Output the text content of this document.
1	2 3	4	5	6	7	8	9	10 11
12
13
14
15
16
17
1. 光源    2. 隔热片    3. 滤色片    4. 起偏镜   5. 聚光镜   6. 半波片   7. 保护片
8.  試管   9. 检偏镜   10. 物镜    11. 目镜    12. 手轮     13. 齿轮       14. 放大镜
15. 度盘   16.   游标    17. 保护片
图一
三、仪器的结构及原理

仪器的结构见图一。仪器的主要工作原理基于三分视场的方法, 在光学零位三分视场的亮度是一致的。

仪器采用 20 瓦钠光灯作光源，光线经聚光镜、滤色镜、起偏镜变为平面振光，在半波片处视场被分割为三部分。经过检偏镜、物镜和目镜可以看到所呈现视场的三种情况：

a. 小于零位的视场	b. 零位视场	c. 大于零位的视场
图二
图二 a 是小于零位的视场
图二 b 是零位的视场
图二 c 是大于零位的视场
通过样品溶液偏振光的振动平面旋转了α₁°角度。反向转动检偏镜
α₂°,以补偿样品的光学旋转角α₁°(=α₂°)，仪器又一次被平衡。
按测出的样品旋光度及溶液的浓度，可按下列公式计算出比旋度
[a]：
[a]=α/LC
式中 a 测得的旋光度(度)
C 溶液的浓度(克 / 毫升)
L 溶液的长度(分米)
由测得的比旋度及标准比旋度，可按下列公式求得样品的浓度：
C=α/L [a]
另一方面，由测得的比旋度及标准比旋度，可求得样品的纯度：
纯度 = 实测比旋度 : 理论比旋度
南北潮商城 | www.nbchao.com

-=-=-=-=-

▶ _EXERCISE_
Reproduce the material exactly, with every line intact.

▶ _SOLUTION BELOW_
Output the text content of this document.
1	2 3	4	5	6	7	8	9	10 11
12
13
14
15
16
17
1. 光源    2. 隔热片    3. 滤色片    4. 起偏镜   5. 聚光镜   6. 半波片   7. 保护片
8.  試管   9. 检偏镜   10. 物镜    11. 目镜    12. 手轮     13. 齿轮       14. 放大镜
15. 度盘   16.   游标    17. 保护片
图一
三、仪器的结构及原理

仪器的结构见图一。仪器的主要工作原理基于三分视场的方法, 在光学零位三分视场的亮度是一致的。

仪器采用 20 瓦钠光灯作光源，光线经聚光镜、滤色镜、起偏镜变为平面振光，在半波片处视场被分割为三部分。经过检偏镜、物镜和目镜可以看到所呈现视场的三种情况：

a. 小于零位的视场	b. 零位视场	c. 大于零位的视场
图二
图二 a 是小于零位的视场
图二 b 是零位的视场
图二 c 是大于零位的视场
通过样品溶液偏振光的振动平面旋转了α₁°角度。反向转动检偏镜
α₂°,以补偿样品的光学旋转角α₁°(=α₂°)，仪器又一次被平衡。
按测出的样品旋光度及溶液的浓度，可按下列公式计算出比旋度
[a]：
[a]=α/LC
式中 a 测得的旋光度(度)
C 溶液的浓度(克 / 毫升)
L 溶液的长度(分米)
由测得的比旋度及标准比旋度，可按下列公式求得样品的浓度：
C=α/L [a]
另一方面，由测得的比旋度及标准比旋度，可求得样品的纯度：
纯度 = 实测比旋度 : 理论比旋度
南北潮商城 | www.nbchao.com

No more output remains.